START

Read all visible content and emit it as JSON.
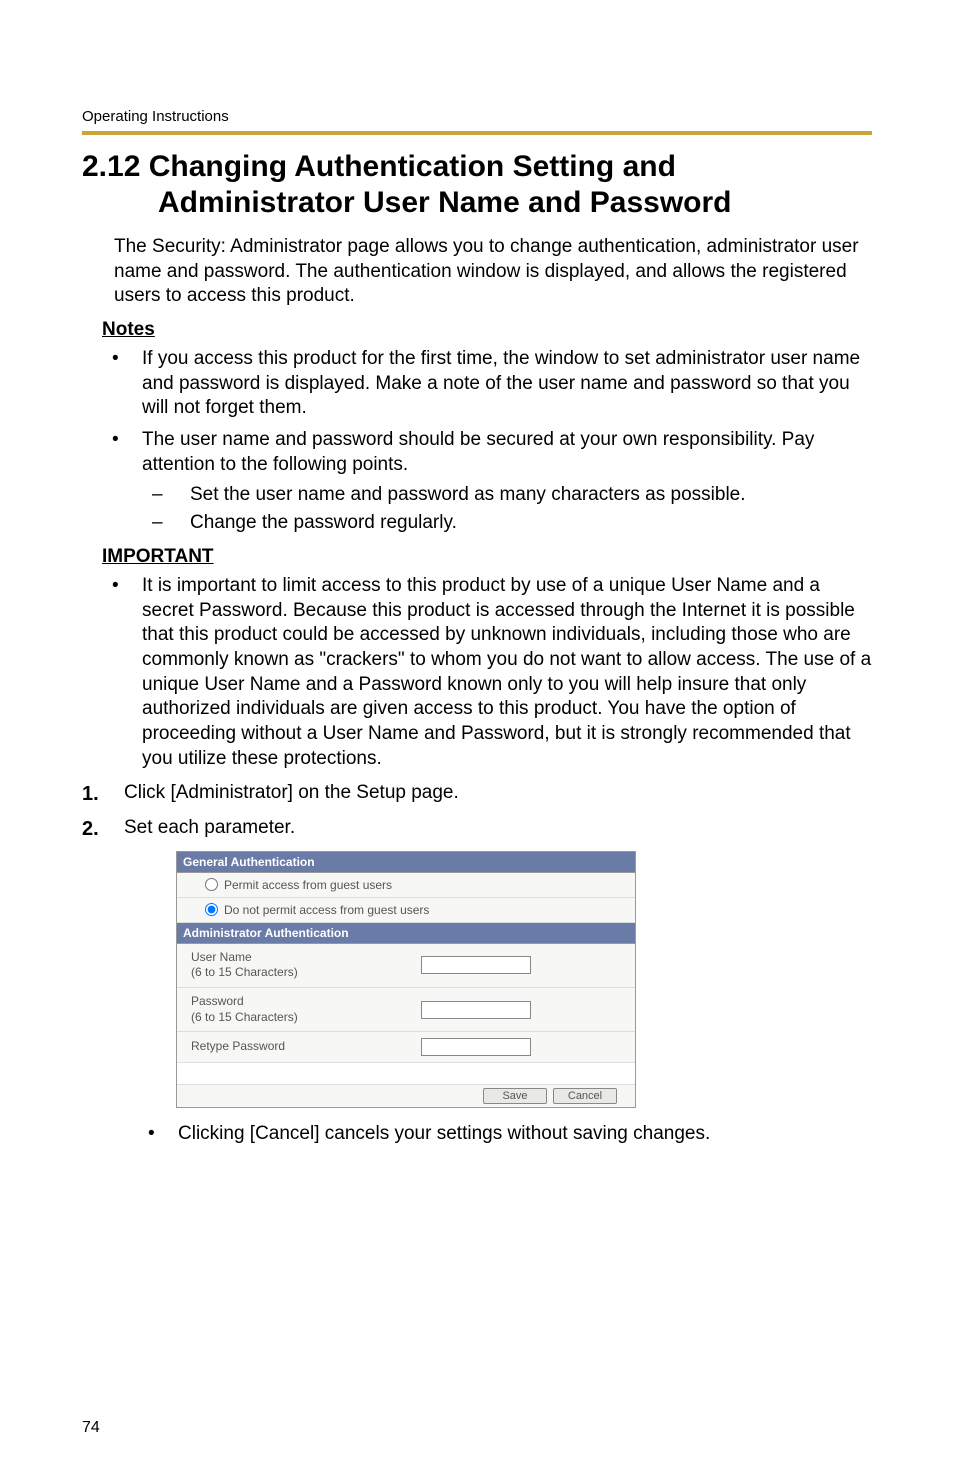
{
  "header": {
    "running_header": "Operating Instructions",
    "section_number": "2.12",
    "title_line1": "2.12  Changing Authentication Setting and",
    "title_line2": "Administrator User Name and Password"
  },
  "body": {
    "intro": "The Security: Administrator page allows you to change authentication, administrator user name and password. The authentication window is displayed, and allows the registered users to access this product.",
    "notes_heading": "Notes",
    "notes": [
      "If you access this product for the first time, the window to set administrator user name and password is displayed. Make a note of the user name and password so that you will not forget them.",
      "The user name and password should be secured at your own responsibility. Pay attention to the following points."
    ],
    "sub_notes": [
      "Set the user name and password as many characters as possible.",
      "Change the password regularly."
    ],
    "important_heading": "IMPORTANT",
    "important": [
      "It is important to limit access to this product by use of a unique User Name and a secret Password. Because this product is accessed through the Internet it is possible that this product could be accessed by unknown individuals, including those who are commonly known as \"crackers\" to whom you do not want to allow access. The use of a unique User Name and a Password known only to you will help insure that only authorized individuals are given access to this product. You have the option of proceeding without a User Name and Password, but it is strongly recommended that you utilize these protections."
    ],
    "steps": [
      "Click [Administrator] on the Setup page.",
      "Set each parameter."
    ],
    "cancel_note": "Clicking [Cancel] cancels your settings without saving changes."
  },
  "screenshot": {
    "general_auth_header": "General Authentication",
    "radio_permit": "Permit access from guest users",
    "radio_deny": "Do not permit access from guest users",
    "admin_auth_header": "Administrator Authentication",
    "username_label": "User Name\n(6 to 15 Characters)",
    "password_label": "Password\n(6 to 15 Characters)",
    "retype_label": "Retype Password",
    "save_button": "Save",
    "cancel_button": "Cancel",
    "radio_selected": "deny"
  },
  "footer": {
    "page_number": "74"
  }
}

END

Exercise instructions — Tally the lines in this data that hold the word "your" and state only the count.

Reply — 2